[Provided records]
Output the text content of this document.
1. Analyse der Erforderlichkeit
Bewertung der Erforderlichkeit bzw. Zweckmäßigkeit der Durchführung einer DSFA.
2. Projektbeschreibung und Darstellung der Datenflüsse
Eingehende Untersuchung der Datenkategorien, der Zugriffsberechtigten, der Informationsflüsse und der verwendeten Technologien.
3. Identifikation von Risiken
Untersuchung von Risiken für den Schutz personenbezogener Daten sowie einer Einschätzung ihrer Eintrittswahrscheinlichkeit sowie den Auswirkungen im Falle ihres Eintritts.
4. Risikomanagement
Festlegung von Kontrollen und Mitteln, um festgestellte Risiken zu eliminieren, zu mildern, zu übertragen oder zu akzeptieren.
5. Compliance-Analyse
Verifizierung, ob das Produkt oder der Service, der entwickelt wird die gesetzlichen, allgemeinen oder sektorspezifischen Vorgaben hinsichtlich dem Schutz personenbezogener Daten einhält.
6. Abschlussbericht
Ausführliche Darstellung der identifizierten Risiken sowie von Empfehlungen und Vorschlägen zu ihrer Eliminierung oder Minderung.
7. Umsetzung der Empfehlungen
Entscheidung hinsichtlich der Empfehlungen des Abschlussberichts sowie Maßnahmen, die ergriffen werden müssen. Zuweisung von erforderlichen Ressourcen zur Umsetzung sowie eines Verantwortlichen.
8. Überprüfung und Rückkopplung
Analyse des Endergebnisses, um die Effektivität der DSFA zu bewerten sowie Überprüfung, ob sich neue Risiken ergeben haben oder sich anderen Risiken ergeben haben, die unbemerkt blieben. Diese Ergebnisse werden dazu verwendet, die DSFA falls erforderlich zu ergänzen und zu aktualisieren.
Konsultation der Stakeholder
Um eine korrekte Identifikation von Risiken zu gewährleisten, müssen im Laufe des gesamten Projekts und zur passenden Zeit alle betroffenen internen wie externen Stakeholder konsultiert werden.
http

[What to produce]
Every line above that contains the word "Erforderlichkeit" should be reported.

[Reply]
1. Analyse der Erforderlichkeit
Bewertung der Erforderlichkeit bzw. Zweckmäßigkeit der Durchführung einer DSFA.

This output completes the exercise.